*Exercise prompt*: Write out exactly the lines running from the one that contains "What data was" through the end of the material.

*Entries provided*:
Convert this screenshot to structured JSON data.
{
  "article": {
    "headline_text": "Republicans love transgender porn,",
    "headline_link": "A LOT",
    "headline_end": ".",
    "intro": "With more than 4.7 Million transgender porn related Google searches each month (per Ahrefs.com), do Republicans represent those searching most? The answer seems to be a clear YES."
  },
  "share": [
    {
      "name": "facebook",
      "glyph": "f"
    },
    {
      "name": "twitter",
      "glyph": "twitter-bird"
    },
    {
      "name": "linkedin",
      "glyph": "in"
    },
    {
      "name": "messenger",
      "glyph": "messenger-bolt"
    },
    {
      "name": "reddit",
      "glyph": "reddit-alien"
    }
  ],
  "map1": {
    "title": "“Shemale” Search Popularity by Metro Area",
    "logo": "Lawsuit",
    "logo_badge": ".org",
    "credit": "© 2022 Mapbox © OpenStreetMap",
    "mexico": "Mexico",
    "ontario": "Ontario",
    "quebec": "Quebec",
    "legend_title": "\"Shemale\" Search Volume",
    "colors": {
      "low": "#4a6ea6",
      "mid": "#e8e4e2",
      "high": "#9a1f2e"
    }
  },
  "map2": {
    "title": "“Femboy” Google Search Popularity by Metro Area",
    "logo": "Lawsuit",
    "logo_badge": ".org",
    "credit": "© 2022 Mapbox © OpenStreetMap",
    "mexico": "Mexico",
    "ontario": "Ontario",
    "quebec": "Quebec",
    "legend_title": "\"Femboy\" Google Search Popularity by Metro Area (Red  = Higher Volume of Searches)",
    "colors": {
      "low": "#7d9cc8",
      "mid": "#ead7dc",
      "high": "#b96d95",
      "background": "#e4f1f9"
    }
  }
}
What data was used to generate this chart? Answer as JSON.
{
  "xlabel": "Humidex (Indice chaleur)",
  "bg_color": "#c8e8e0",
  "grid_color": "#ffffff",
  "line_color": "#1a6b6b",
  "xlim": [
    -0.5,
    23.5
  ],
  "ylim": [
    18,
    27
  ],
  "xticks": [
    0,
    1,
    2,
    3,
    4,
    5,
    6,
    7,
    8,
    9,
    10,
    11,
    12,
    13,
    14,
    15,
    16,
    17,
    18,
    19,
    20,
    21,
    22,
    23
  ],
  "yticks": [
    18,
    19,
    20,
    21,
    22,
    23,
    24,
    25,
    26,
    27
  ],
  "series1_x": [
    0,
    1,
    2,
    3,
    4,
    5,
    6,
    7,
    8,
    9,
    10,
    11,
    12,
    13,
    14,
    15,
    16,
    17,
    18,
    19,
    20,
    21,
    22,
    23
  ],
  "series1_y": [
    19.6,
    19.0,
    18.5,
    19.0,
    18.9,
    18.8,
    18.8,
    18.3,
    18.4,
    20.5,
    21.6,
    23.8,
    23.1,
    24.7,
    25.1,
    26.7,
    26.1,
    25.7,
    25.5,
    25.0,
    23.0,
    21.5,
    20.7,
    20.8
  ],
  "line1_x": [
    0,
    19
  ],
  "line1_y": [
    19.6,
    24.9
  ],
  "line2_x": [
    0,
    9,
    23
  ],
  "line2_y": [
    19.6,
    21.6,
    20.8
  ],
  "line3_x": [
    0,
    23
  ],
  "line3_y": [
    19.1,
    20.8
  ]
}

*Solution for this problem*:
What data was used to generate this chart? Answer as JSON.
{
  "xlabel": "Humidex (Indice chaleur)",
  "bg_color": "#c8e8e0",
  "grid_color": "#ffffff",
  "line_color": "#1a6b6b",
  "xlim": [
    -0.5,
    23.5
  ],
  "ylim": [
    18,
    27
  ],
  "xticks": [
    0,
    1,
    2,
    3,
    4,
    5,
    6,
    7,
    8,
    9,
    10,
    11,
    12,
    13,
    14,
    15,
    16,
    17,
    18,
    19,
    20,
    21,
    22,
    23
  ],
  "yticks": [
    18,
    19,
    20,
    21,
    22,
    23,
    24,
    25,
    26,
    27
  ],
  "series1_x": [
    0,
    1,
    2,
    3,
    4,
    5,
    6,
    7,
    8,
    9,
    10,
    11,
    12,
    13,
    14,
    15,
    16,
    17,
    18,
    19,
    20,
    21,
    22,
    23
  ],
  "series1_y": [
    19.6,
    19.0,
    18.5,
    19.0,
    18.9,
    18.8,
    18.8,
    18.3,
    18.4,
    20.5,
    21.6,
    23.8,
    23.1,
    24.7,
    25.1,
    26.7,
    26.1,
    25.7,
    25.5,
    25.0,
    23.0,
    21.5,
    20.7,
    20.8
  ],
  "line1_x": [
    0,
    19
  ],
  "line1_y": [
    19.6,
    24.9
  ],
  "line2_x": [
    0,
    9,
    23
  ],
  "line2_y": [
    19.6,
    21.6,
    20.8
  ],
  "line3_x": [
    0,
    23
  ],
  "line3_y": [
    19.1,
    20.8
  ]
}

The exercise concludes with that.